> _Information provided_:
━━━━━━━━━━
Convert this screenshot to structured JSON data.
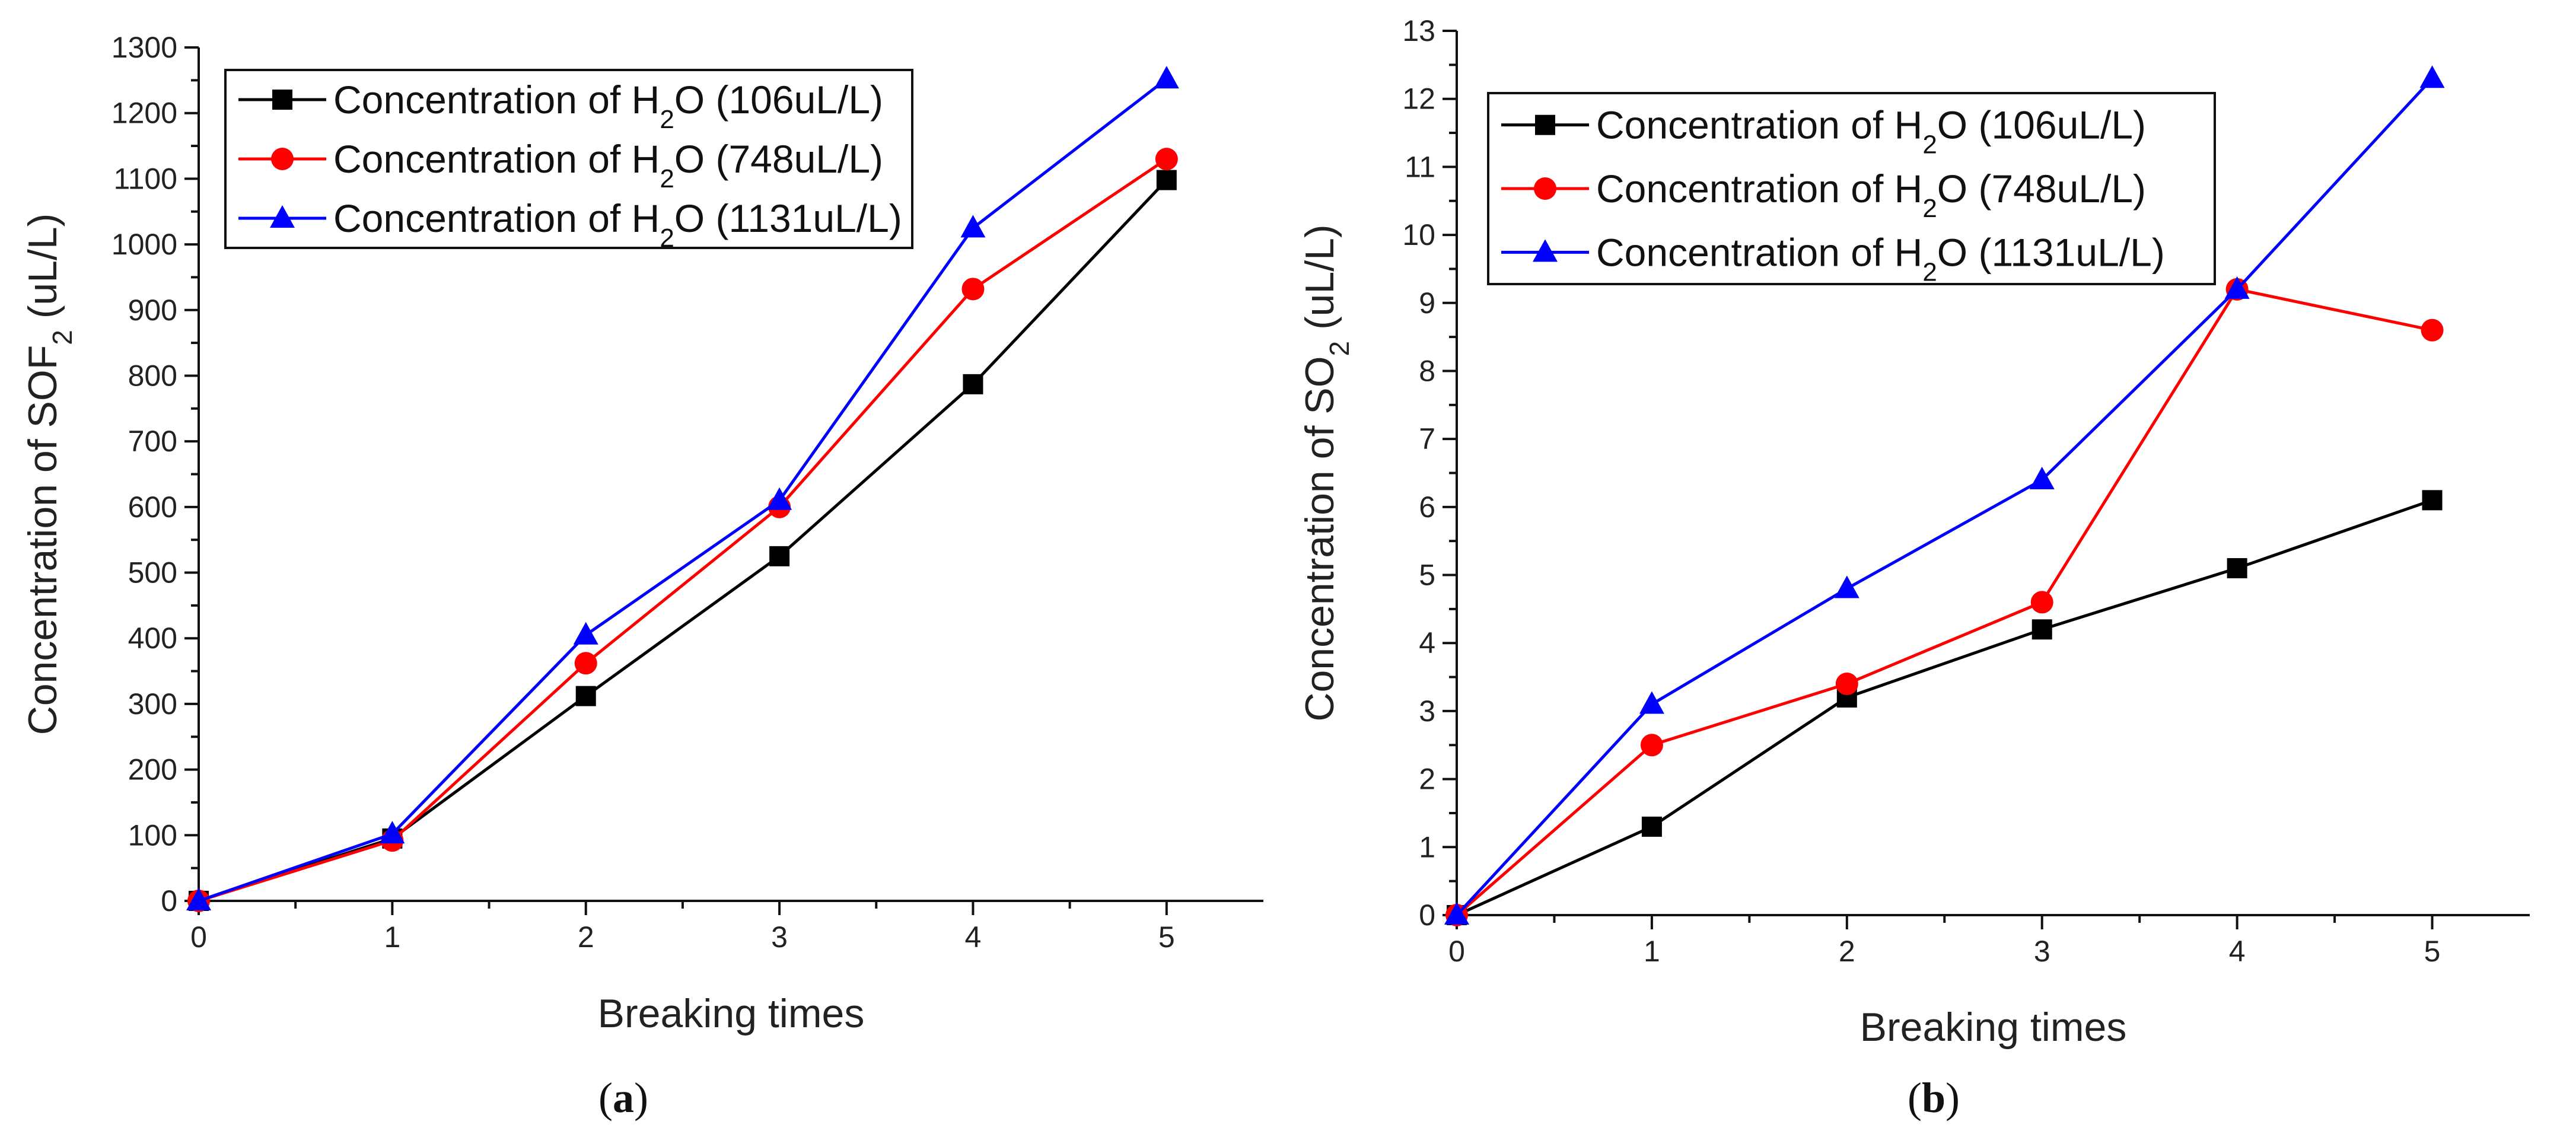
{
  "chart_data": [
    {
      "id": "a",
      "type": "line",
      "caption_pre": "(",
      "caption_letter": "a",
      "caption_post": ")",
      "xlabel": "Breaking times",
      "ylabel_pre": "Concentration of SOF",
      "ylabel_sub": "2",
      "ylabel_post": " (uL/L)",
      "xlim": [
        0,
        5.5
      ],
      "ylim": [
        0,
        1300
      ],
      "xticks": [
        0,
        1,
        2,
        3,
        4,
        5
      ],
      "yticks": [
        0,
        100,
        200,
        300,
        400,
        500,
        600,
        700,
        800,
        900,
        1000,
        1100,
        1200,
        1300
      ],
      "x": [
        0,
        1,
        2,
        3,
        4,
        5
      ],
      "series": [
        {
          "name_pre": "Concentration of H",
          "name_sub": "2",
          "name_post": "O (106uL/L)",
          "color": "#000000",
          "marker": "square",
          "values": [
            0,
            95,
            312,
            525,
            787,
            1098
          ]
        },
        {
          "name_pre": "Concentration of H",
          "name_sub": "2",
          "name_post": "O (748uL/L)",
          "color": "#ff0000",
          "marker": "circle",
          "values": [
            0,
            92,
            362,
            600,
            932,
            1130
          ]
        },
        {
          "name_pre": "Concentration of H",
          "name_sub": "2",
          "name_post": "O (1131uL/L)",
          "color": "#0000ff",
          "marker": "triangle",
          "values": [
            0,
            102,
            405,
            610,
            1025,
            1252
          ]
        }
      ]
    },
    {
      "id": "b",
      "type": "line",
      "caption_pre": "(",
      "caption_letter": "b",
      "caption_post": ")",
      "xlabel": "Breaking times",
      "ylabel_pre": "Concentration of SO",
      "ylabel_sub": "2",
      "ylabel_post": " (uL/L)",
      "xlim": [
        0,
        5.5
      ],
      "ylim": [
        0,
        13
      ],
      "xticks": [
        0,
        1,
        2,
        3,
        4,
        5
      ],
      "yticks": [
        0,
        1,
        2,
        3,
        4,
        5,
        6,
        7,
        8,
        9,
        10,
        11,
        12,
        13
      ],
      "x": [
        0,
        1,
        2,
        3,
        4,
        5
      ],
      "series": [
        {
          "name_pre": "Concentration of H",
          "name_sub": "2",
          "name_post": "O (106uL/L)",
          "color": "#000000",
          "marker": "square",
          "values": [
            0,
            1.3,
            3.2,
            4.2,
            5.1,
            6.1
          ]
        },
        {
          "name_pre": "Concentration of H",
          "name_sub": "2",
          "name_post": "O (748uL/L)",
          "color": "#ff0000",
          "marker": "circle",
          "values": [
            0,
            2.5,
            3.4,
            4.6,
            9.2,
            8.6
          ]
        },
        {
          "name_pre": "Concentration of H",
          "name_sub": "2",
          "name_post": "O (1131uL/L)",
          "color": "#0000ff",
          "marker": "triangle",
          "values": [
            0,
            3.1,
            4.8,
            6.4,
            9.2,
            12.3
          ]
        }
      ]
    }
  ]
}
━━━━━━━━━━
> _Description of the task_: Return all of the data exactly as written, and drop the pictures.

> _Exercise output_:
Convert this screenshot to structured JSON data.
{
  "chart_data": [
    {
      "id": "a",
      "type": "line",
      "caption_pre": "(",
      "caption_letter": "a",
      "caption_post": ")",
      "xlabel": "Breaking times",
      "ylabel_pre": "Concentration of SOF",
      "ylabel_sub": "2",
      "ylabel_post": " (uL/L)",
      "xlim": [
        0,
        5.5
      ],
      "ylim": [
        0,
        1300
      ],
      "xticks": [
        0,
        1,
        2,
        3,
        4,
        5
      ],
      "yticks": [
        0,
        100,
        200,
        300,
        400,
        500,
        600,
        700,
        800,
        900,
        1000,
        1100,
        1200,
        1300
      ],
      "x": [
        0,
        1,
        2,
        3,
        4,
        5
      ],
      "series": [
        {
          "name_pre": "Concentration of H",
          "name_sub": "2",
          "name_post": "O (106uL/L)",
          "color": "#000000",
          "marker": "square",
          "values": [
            0,
            95,
            312,
            525,
            787,
            1098
          ]
        },
        {
          "name_pre": "Concentration of H",
          "name_sub": "2",
          "name_post": "O (748uL/L)",
          "color": "#ff0000",
          "marker": "circle",
          "values": [
            0,
            92,
            362,
            600,
            932,
            1130
          ]
        },
        {
          "name_pre": "Concentration of H",
          "name_sub": "2",
          "name_post": "O (1131uL/L)",
          "color": "#0000ff",
          "marker": "triangle",
          "values": [
            0,
            102,
            405,
            610,
            1025,
            1252
          ]
        }
      ]
    },
    {
      "id": "b",
      "type": "line",
      "caption_pre": "(",
      "caption_letter": "b",
      "caption_post": ")",
      "xlabel": "Breaking times",
      "ylabel_pre": "Concentration of SO",
      "ylabel_sub": "2",
      "ylabel_post": " (uL/L)",
      "xlim": [
        0,
        5.5
      ],
      "ylim": [
        0,
        13
      ],
      "xticks": [
        0,
        1,
        2,
        3,
        4,
        5
      ],
      "yticks": [
        0,
        1,
        2,
        3,
        4,
        5,
        6,
        7,
        8,
        9,
        10,
        11,
        12,
        13
      ],
      "x": [
        0,
        1,
        2,
        3,
        4,
        5
      ],
      "series": [
        {
          "name_pre": "Concentration of H",
          "name_sub": "2",
          "name_post": "O (106uL/L)",
          "color": "#000000",
          "marker": "square",
          "values": [
            0,
            1.3,
            3.2,
            4.2,
            5.1,
            6.1
          ]
        },
        {
          "name_pre": "Concentration of H",
          "name_sub": "2",
          "name_post": "O (748uL/L)",
          "color": "#ff0000",
          "marker": "circle",
          "values": [
            0,
            2.5,
            3.4,
            4.6,
            9.2,
            8.6
          ]
        },
        {
          "name_pre": "Concentration of H",
          "name_sub": "2",
          "name_post": "O (1131uL/L)",
          "color": "#0000ff",
          "marker": "triangle",
          "values": [
            0,
            3.1,
            4.8,
            6.4,
            9.2,
            12.3
          ]
        }
      ]
    }
  ]
}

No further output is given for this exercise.